Dataset listings of figures:
--- BEGIN ---

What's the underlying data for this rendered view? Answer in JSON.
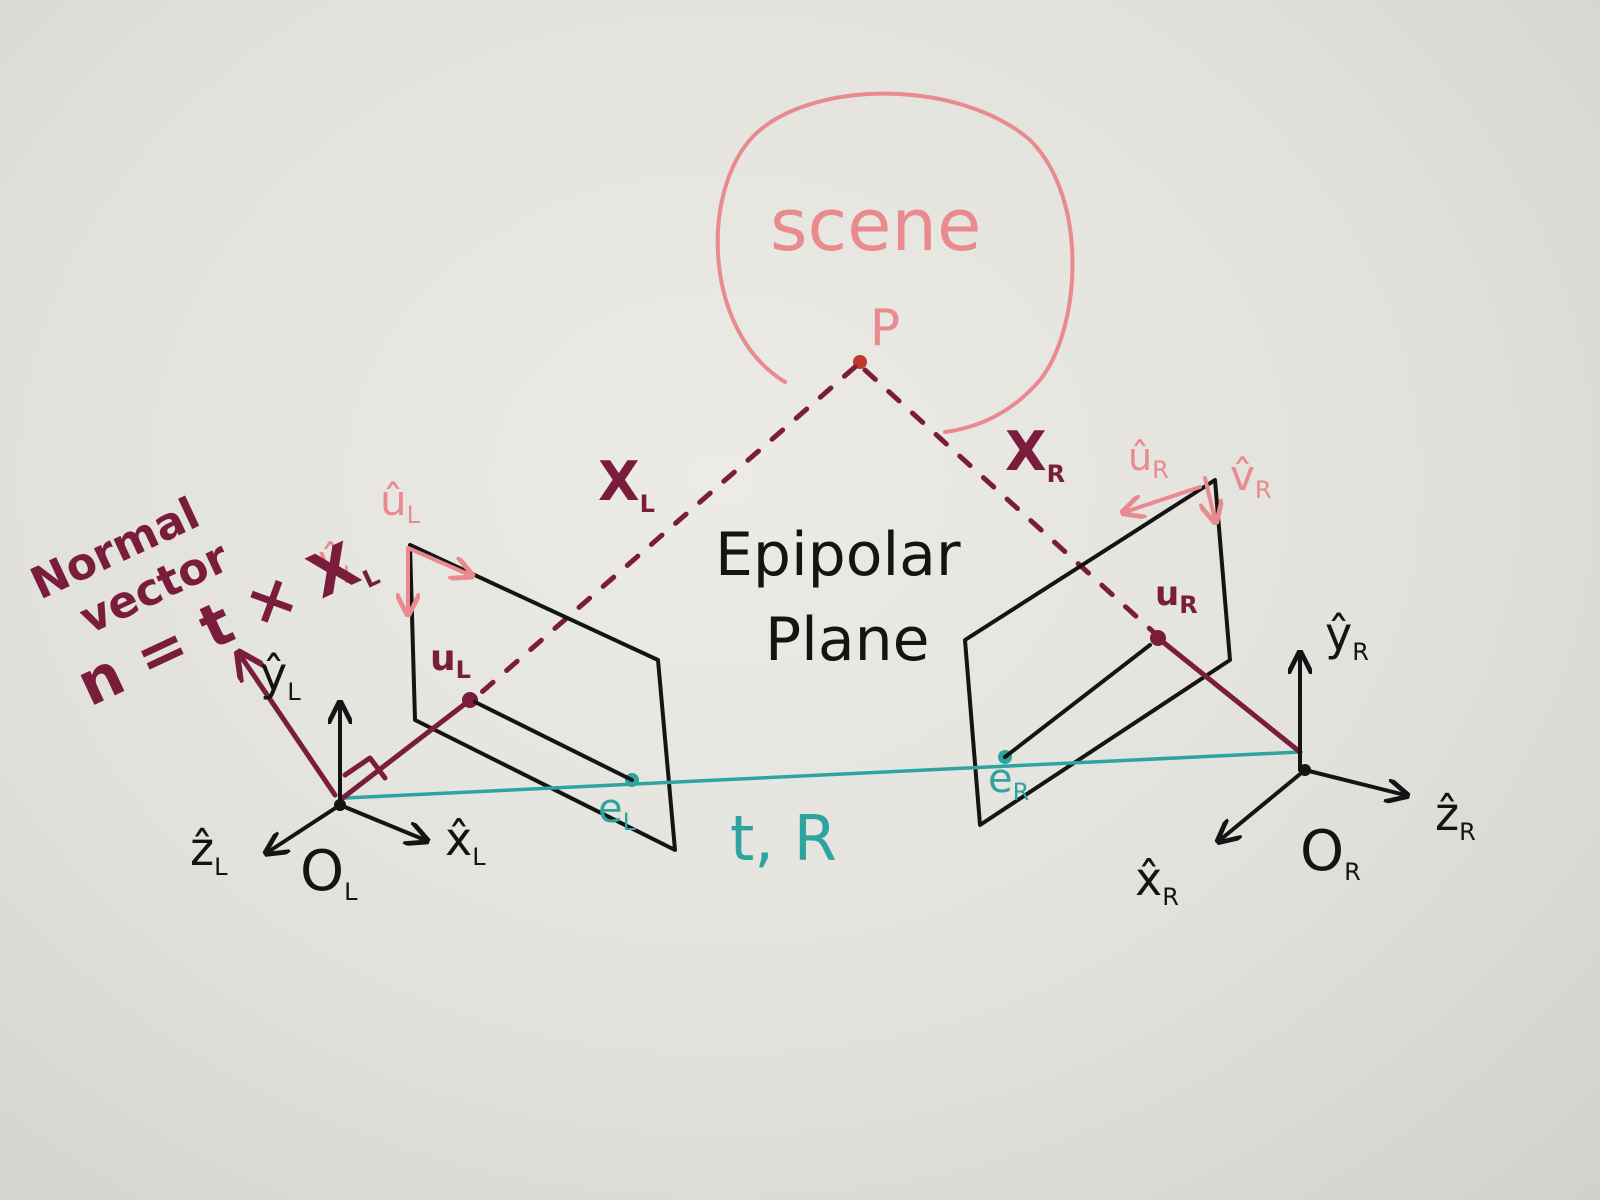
{
  "colors": {
    "black_ink": "#141414",
    "maroon_ink": "#7a1c3c",
    "pink_ink": "#e88a8e",
    "teal_ink": "#2fa3a0"
  },
  "scene": {
    "title": "scene",
    "point": "P"
  },
  "epipolar_plane": {
    "line1": "Epipolar",
    "line2": "Plane"
  },
  "baseline": {
    "label": "t, R"
  },
  "left_camera": {
    "origin": "O",
    "origin_sub": "L",
    "x_axis": "x̂",
    "x_sub": "L",
    "y_axis": "ŷ",
    "y_sub": "L",
    "z_axis": "ẑ",
    "z_sub": "L",
    "ray": "X",
    "ray_sub": "L",
    "image_point": "u",
    "image_point_sub": "L",
    "epipole": "e",
    "epipole_sub": "L",
    "u_axis": "û",
    "u_sub": "L",
    "v_axis": "v̂",
    "v_sub": "L"
  },
  "right_camera": {
    "origin": "O",
    "origin_sub": "R",
    "x_axis": "x̂",
    "x_sub": "R",
    "y_axis": "ŷ",
    "y_sub": "R",
    "z_axis": "ẑ",
    "z_sub": "R",
    "ray": "X",
    "ray_sub": "R",
    "image_point": "u",
    "image_point_sub": "R",
    "epipole": "e",
    "epipole_sub": "R",
    "u_axis": "û",
    "u_sub": "R",
    "v_axis": "v̂",
    "v_sub": "R"
  },
  "normal_note": {
    "line1": "Normal",
    "line2": "vector",
    "line3": "n = t × X",
    "line3_sub": "L"
  }
}
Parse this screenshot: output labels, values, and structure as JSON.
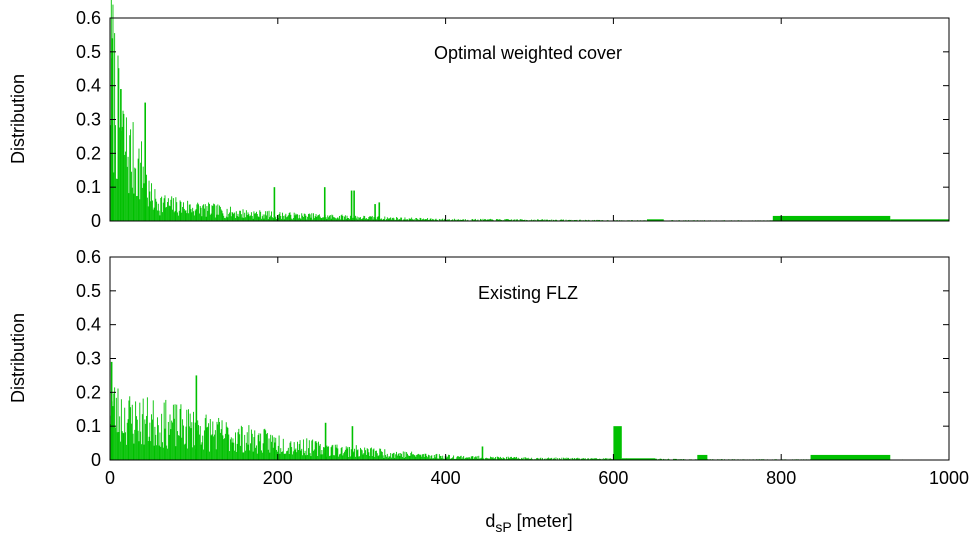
{
  "chart_data": [
    {
      "type": "bar",
      "title": "Optimal weighted cover",
      "xlabel": "",
      "ylabel": "Distribution",
      "xlim": [
        0,
        1000
      ],
      "ylim": [
        0,
        0.6
      ],
      "yticks": [
        "0",
        "0.1",
        "0.2",
        "0.3",
        "0.4",
        "0.5",
        "0.6"
      ],
      "xticks_shown": false,
      "grid": false,
      "color": "#00c000",
      "noise_seed": 7,
      "envelope": [
        [
          0,
          0.54
        ],
        [
          5,
          0.45
        ],
        [
          10,
          0.33
        ],
        [
          20,
          0.24
        ],
        [
          30,
          0.2
        ],
        [
          40,
          0.17
        ],
        [
          45,
          0.1
        ],
        [
          50,
          0.075
        ],
        [
          70,
          0.055
        ],
        [
          100,
          0.045
        ],
        [
          150,
          0.028
        ],
        [
          200,
          0.02
        ],
        [
          250,
          0.016
        ],
        [
          300,
          0.012
        ],
        [
          350,
          0.008
        ],
        [
          400,
          0.005
        ],
        [
          500,
          0.004
        ],
        [
          600,
          0.002
        ],
        [
          1000,
          0.001
        ]
      ],
      "spikes": [
        [
          2,
          0.54
        ],
        [
          12,
          0.39
        ],
        [
          41,
          0.35
        ],
        [
          195,
          0.1
        ],
        [
          255,
          0.1
        ],
        [
          287,
          0.09
        ],
        [
          290,
          0.09
        ],
        [
          315,
          0.05
        ],
        [
          320,
          0.055
        ]
      ],
      "blocks": [
        [
          640,
          660,
          0.005
        ],
        [
          790,
          930,
          0.015
        ],
        [
          930,
          1000,
          0.005
        ]
      ]
    },
    {
      "type": "bar",
      "title": "Existing FLZ",
      "xlabel": "d_sP [meter]",
      "xlabel_main": "d",
      "xlabel_sub": "sP",
      "xlabel_unit": " [meter]",
      "ylabel": "Distribution",
      "xlim": [
        0,
        1000
      ],
      "ylim": [
        0,
        0.6
      ],
      "yticks": [
        "0",
        "0.1",
        "0.2",
        "0.3",
        "0.4",
        "0.5",
        "0.6"
      ],
      "xticks": [
        "0",
        "200",
        "400",
        "600",
        "800",
        "1000"
      ],
      "grid": false,
      "color": "#00c000",
      "noise_seed": 23,
      "envelope": [
        [
          0,
          0.2
        ],
        [
          10,
          0.16
        ],
        [
          30,
          0.14
        ],
        [
          60,
          0.13
        ],
        [
          100,
          0.11
        ],
        [
          150,
          0.08
        ],
        [
          200,
          0.06
        ],
        [
          250,
          0.04
        ],
        [
          300,
          0.03
        ],
        [
          350,
          0.02
        ],
        [
          400,
          0.012
        ],
        [
          450,
          0.008
        ],
        [
          500,
          0.006
        ],
        [
          600,
          0.004
        ],
        [
          700,
          0.002
        ],
        [
          1000,
          0.001
        ]
      ],
      "spikes": [
        [
          1,
          0.29
        ],
        [
          102,
          0.25
        ],
        [
          256,
          0.11
        ],
        [
          288,
          0.1
        ],
        [
          443,
          0.04
        ]
      ],
      "blocks": [
        [
          600,
          610,
          0.1
        ],
        [
          610,
          650,
          0.005
        ],
        [
          700,
          712,
          0.015
        ],
        [
          835,
          930,
          0.015
        ]
      ]
    }
  ]
}
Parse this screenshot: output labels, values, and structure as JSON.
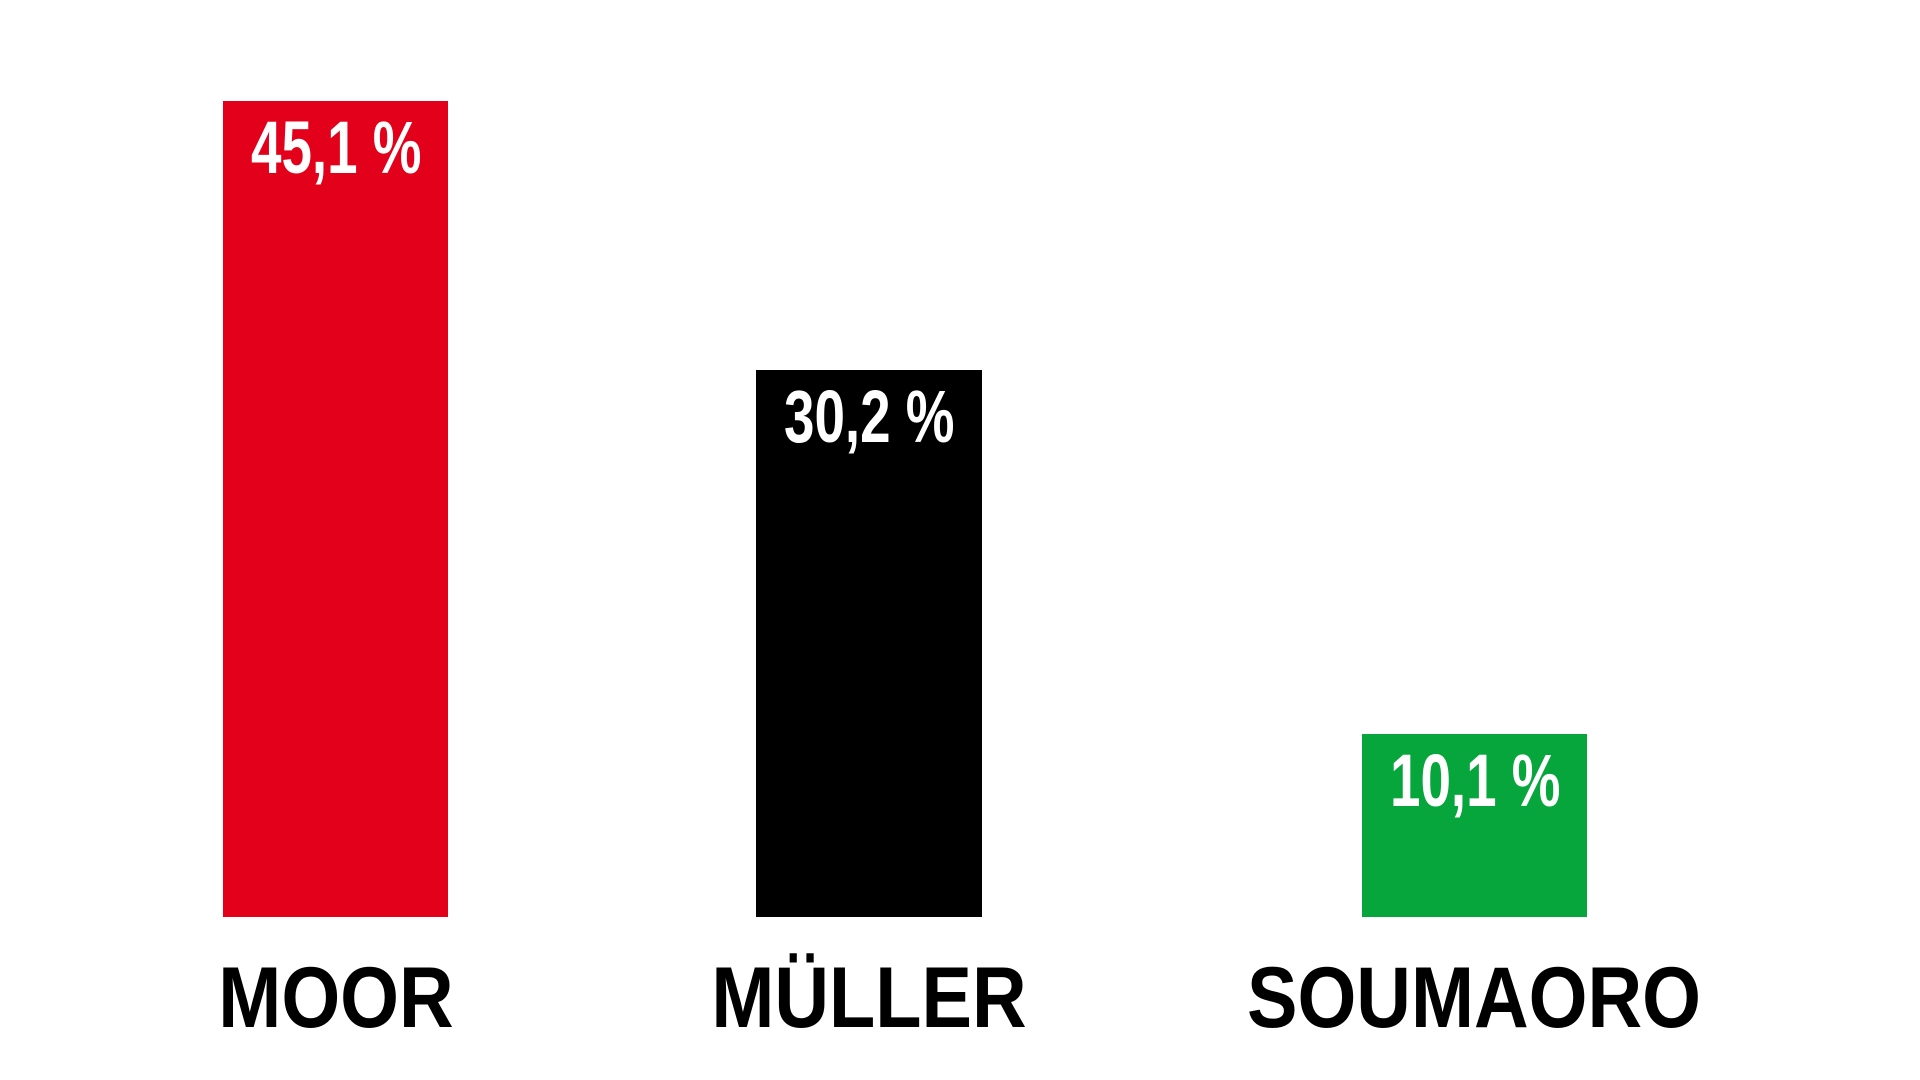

--- END ---

What you will do:
Each record above should come back exactly the same, only without its pictures.

Task answer:
What's the underlying data for this rendered view? Answer in JSON.
{
  "colors": {
    "black_ink": "#141414",
    "maroon_ink": "#7a1c3c",
    "pink_ink": "#e88a8e",
    "teal_ink": "#2fa3a0"
  },
  "scene": {
    "title": "scene",
    "point": "P"
  },
  "epipolar_plane": {
    "line1": "Epipolar",
    "line2": "Plane"
  },
  "baseline": {
    "label": "t, R"
  },
  "left_camera": {
    "origin": "O",
    "origin_sub": "L",
    "x_axis": "x̂",
    "x_sub": "L",
    "y_axis": "ŷ",
    "y_sub": "L",
    "z_axis": "ẑ",
    "z_sub": "L",
    "ray": "X",
    "ray_sub": "L",
    "image_point": "u",
    "image_point_sub": "L",
    "epipole": "e",
    "epipole_sub": "L",
    "u_axis": "û",
    "u_sub": "L",
    "v_axis": "v̂",
    "v_sub": "L"
  },
  "right_camera": {
    "origin": "O",
    "origin_sub": "R",
    "x_axis": "x̂",
    "x_sub": "R",
    "y_axis": "ŷ",
    "y_sub": "R",
    "z_axis": "ẑ",
    "z_sub": "R",
    "ray": "X",
    "ray_sub": "R",
    "image_point": "u",
    "image_point_sub": "R",
    "epipole": "e",
    "epipole_sub": "R",
    "u_axis": "û",
    "u_sub": "R",
    "v_axis": "v̂",
    "v_sub": "R"
  },
  "normal_note": {
    "line1": "Normal",
    "line2": "vector",
    "line3": "n = t × X",
    "line3_sub": "L"
  }
}
Parse this screenshot: output labels, values, and structure as JSON.
{
  "chart_data": [
    {
      "type": "bar",
      "title": "Optimal weighted cover",
      "xlabel": "",
      "ylabel": "Distribution",
      "xlim": [
        0,
        1000
      ],
      "ylim": [
        0,
        0.6
      ],
      "yticks": [
        "0",
        "0.1",
        "0.2",
        "0.3",
        "0.4",
        "0.5",
        "0.6"
      ],
      "xticks_shown": false,
      "grid": false,
      "color": "#00c000",
      "noise_seed": 7,
      "envelope": [
        [
          0,
          0.54
        ],
        [
          5,
          0.45
        ],
        [
          10,
          0.33
        ],
        [
          20,
          0.24
        ],
        [
          30,
          0.2
        ],
        [
          40,
          0.17
        ],
        [
          45,
          0.1
        ],
        [
          50,
          0.075
        ],
        [
          70,
          0.055
        ],
        [
          100,
          0.045
        ],
        [
          150,
          0.028
        ],
        [
          200,
          0.02
        ],
        [
          250,
          0.016
        ],
        [
          300,
          0.012
        ],
        [
          350,
          0.008
        ],
        [
          400,
          0.005
        ],
        [
          500,
          0.004
        ],
        [
          600,
          0.002
        ],
        [
          1000,
          0.001
        ]
      ],
      "spikes": [
        [
          2,
          0.54
        ],
        [
          12,
          0.39
        ],
        [
          41,
          0.35
        ],
        [
          195,
          0.1
        ],
        [
          255,
          0.1
        ],
        [
          287,
          0.09
        ],
        [
          290,
          0.09
        ],
        [
          315,
          0.05
        ],
        [
          320,
          0.055
        ]
      ],
      "blocks": [
        [
          640,
          660,
          0.005
        ],
        [
          790,
          930,
          0.015
        ],
        [
          930,
          1000,
          0.005
        ]
      ]
    },
    {
      "type": "bar",
      "title": "Existing FLZ",
      "xlabel": "d_sP [meter]",
      "xlabel_main": "d",
      "xlabel_sub": "sP",
      "xlabel_unit": " [meter]",
      "ylabel": "Distribution",
      "xlim": [
        0,
        1000
      ],
      "ylim": [
        0,
        0.6
      ],
      "yticks": [
        "0",
        "0.1",
        "0.2",
        "0.3",
        "0.4",
        "0.5",
        "0.6"
      ],
      "xticks": [
        "0",
        "200",
        "400",
        "600",
        "800",
        "1000"
      ],
      "grid": false,
      "color": "#00c000",
      "noise_seed": 23,
      "envelope": [
        [
          0,
          0.2
        ],
        [
          10,
          0.16
        ],
        [
          30,
          0.14
        ],
        [
          60,
          0.13
        ],
        [
          100,
          0.11
        ],
        [
          150,
          0.08
        ],
        [
          200,
          0.06
        ],
        [
          250,
          0.04
        ],
        [
          300,
          0.03
        ],
        [
          350,
          0.02
        ],
        [
          400,
          0.012
        ],
        [
          450,
          0.008
        ],
        [
          500,
          0.006
        ],
        [
          600,
          0.004
        ],
        [
          700,
          0.002
        ],
        [
          1000,
          0.001
        ]
      ],
      "spikes": [
        [
          1,
          0.29
        ],
        [
          102,
          0.25
        ],
        [
          256,
          0.11
        ],
        [
          288,
          0.1
        ],
        [
          443,
          0.04
        ]
      ],
      "blocks": [
        [
          600,
          610,
          0.1
        ],
        [
          610,
          650,
          0.005
        ],
        [
          700,
          712,
          0.015
        ],
        [
          835,
          930,
          0.015
        ]
      ]
    }
  ]
}
Parse this screenshot: output labels, values, and structure as JSON.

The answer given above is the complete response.